Could you print all the entries exactly?

*** DATASET EXCERPTS

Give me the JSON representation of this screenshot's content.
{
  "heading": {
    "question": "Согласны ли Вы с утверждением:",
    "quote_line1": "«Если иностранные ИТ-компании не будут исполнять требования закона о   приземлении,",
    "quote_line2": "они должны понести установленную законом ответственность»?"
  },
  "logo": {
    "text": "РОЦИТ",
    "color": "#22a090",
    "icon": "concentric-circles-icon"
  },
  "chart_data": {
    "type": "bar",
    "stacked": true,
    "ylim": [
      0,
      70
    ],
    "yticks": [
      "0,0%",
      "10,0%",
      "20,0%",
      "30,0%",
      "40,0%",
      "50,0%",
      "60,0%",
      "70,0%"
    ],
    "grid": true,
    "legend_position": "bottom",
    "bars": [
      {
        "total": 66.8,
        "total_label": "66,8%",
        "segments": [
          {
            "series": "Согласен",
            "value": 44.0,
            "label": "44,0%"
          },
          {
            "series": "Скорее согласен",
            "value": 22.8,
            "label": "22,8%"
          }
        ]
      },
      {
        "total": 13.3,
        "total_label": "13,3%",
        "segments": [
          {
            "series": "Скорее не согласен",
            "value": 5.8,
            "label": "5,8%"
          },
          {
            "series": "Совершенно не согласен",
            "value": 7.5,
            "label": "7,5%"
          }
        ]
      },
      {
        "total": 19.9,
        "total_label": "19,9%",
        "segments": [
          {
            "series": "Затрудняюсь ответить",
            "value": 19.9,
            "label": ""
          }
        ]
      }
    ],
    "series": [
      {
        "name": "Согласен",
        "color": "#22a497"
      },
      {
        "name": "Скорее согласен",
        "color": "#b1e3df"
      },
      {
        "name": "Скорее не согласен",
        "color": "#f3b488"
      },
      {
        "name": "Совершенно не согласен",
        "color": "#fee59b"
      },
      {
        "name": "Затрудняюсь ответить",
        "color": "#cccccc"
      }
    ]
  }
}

******

EXERCISE OUTPUT:
Give me the JSON representation of this screenshot's content.
{
  "heading": {
    "question": "Согласны ли Вы с утверждением:",
    "quote_line1": "«Если иностранные ИТ-компании не будут исполнять требования закона о   приземлении,",
    "quote_line2": "они должны понести установленную законом ответственность»?"
  },
  "logo": {
    "text": "РОЦИТ",
    "color": "#22a090",
    "icon": "concentric-circles-icon"
  },
  "chart_data": {
    "type": "bar",
    "stacked": true,
    "ylim": [
      0,
      70
    ],
    "yticks": [
      "0,0%",
      "10,0%",
      "20,0%",
      "30,0%",
      "40,0%",
      "50,0%",
      "60,0%",
      "70,0%"
    ],
    "grid": true,
    "legend_position": "bottom",
    "bars": [
      {
        "total": 66.8,
        "total_label": "66,8%",
        "segments": [
          {
            "series": "Согласен",
            "value": 44.0,
            "label": "44,0%"
          },
          {
            "series": "Скорее согласен",
            "value": 22.8,
            "label": "22,8%"
          }
        ]
      },
      {
        "total": 13.3,
        "total_label": "13,3%",
        "segments": [
          {
            "series": "Скорее не согласен",
            "value": 5.8,
            "label": "5,8%"
          },
          {
            "series": "Совершенно не согласен",
            "value": 7.5,
            "label": "7,5%"
          }
        ]
      },
      {
        "total": 19.9,
        "total_label": "19,9%",
        "segments": [
          {
            "series": "Затрудняюсь ответить",
            "value": 19.9,
            "label": ""
          }
        ]
      }
    ],
    "series": [
      {
        "name": "Согласен",
        "color": "#22a497"
      },
      {
        "name": "Скорее согласен",
        "color": "#b1e3df"
      },
      {
        "name": "Скорее не согласен",
        "color": "#f3b488"
      },
      {
        "name": "Совершенно не согласен",
        "color": "#fee59b"
      },
      {
        "name": "Затрудняюсь ответить",
        "color": "#cccccc"
      }
    ]
  }
}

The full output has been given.